EXTRACT ->
All of the varieties of coming of age discussed up to now centralize the encounter between the young and culture—innocence to experience, love, abuse—but could there be instances when culture itself exits, is destroyed? Instances where love’s absence produces slaughter and genocide? I have elected to close my account of sacrificed children by examining the “delayed reactions” to such upheaval: not the immediate child victims but rather the inheritors of destruction, the children who grow up among ruins either real or figurative. The outright number of destroyed children pales when we compare it to the still greater number of those who do not experience such horrors firsthand but have to live with and through them secondhand, trying to make sense of things.
I turn to World War II, in which real Holocaust occurred, and my text is the stunning graphic novel Art Spiegelman’s
Maus
, which depicts the difficult efforts of Artie, the son of Vladek, a Holocaust survivor, to find a form for this horrendous chapter in our history. Spiegelman confronts a radical double challenge: how to understand Father? and how to represent the historical nightmare that (de)formed Father? “My Father Bleeds History” is Spiegelman’s subtitle, and it points to the awful learning experience inflicted on the young when the world seems to come apart.
My last book of sacrifice, Jonathan Safran Foer’s
Extremely Loud and Incredibly Close
, focuses on the downing of the World Trade Center on September 11, 2001, and on a grieving child who must come to terms with it. History again bled. Several thousand people died almost at once in that catastrophe, but many more thousands were threatened with dying more slowly, with being undone by the loss of a parent, spouse, or child. In linking his story of the American disaster to the Dresden firebombing of 1945, Foer shows us what growing up can be like, as the sky falls in on the heads and hearts of our children.

RECORDED DATA ->

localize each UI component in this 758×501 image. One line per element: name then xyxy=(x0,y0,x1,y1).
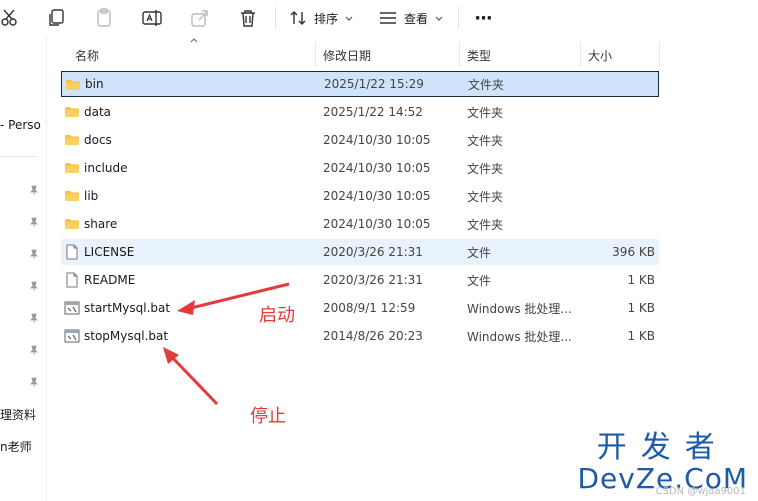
rename-icon xyxy=(142,10,162,26)
pin-icon xyxy=(30,217,38,227)
command-bar: 排序 查看 ··· xyxy=(0,0,758,36)
pin-icon xyxy=(30,281,38,291)
toolbar-divider xyxy=(458,7,459,29)
view-list-icon xyxy=(380,12,396,24)
chevron-down-icon xyxy=(345,16,353,21)
sort-icon xyxy=(290,11,306,25)
more-options-icon: ··· xyxy=(474,7,492,29)
more-options-button[interactable]: ··· xyxy=(470,6,496,30)
copy-icon xyxy=(49,9,64,26)
pin-icon xyxy=(30,185,38,195)
copy-button[interactable] xyxy=(44,6,68,30)
paste-button[interactable] xyxy=(92,6,116,30)
watermark: 开发者 DevZe.CoM xyxy=(577,431,748,493)
annotation-stop-label: 停止 xyxy=(250,406,286,427)
arrow-to-stop xyxy=(163,347,219,406)
annotation-start-label: 启动 xyxy=(259,305,295,326)
nav-item-person[interactable]: - Perso xyxy=(0,118,41,132)
nav-item-docs[interactable]: 理资料 xyxy=(0,406,36,423)
share-icon xyxy=(191,10,208,27)
toolbar-divider xyxy=(275,7,276,29)
navigation-pane: - Perso 理资料 n老师 xyxy=(0,36,47,501)
view-label: 查看 xyxy=(404,11,429,26)
share-button[interactable] xyxy=(188,6,212,30)
sort-label: 排序 xyxy=(314,11,339,26)
nav-divider xyxy=(0,156,36,157)
trash-icon xyxy=(241,10,255,27)
view-button[interactable]: 查看 xyxy=(378,6,448,30)
delete-button[interactable] xyxy=(236,6,260,30)
chevron-down-icon xyxy=(435,16,443,21)
pin-icon xyxy=(30,249,38,259)
watermark-csdn: CSDN @wjaa9001 xyxy=(655,486,746,497)
pin-icon xyxy=(30,377,38,387)
sort-button[interactable]: 排序 xyxy=(288,6,358,30)
pin-icon xyxy=(30,345,38,355)
clipboard-icon xyxy=(97,8,111,27)
rename-button[interactable] xyxy=(140,6,164,30)
nav-item-teacher[interactable]: n老师 xyxy=(0,438,32,455)
cut-button[interactable] xyxy=(0,6,22,30)
watermark-line1: 开发者 xyxy=(596,430,729,465)
scissors-icon xyxy=(1,9,17,26)
pin-icon xyxy=(30,313,38,323)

TASK TO COMPLETE -> Restate the part of the passage about sacrificed children that opens with the words containing "I turn to World" and closes with "to come apart.", substituting "Shoah" for "Holocaust".

SOLVED EXERCISE ->
I turn to World War II, in which real Shoah occurred, and my text is the stunning graphic novel Art Spiegelman’s
Maus
, which depicts the difficult efforts of Artie, the son of Vladek, a Shoah survivor, to find a form for this horrendous chapter in our history. Spiegelman confronts a radical double challenge: how to understand Father? and how to represent the historical nightmare that (de)formed Father? “My Father Bleeds History” is Spiegelman’s subtitle, and it points to the awful learning experience inflicted on the young when the world seems to come apart.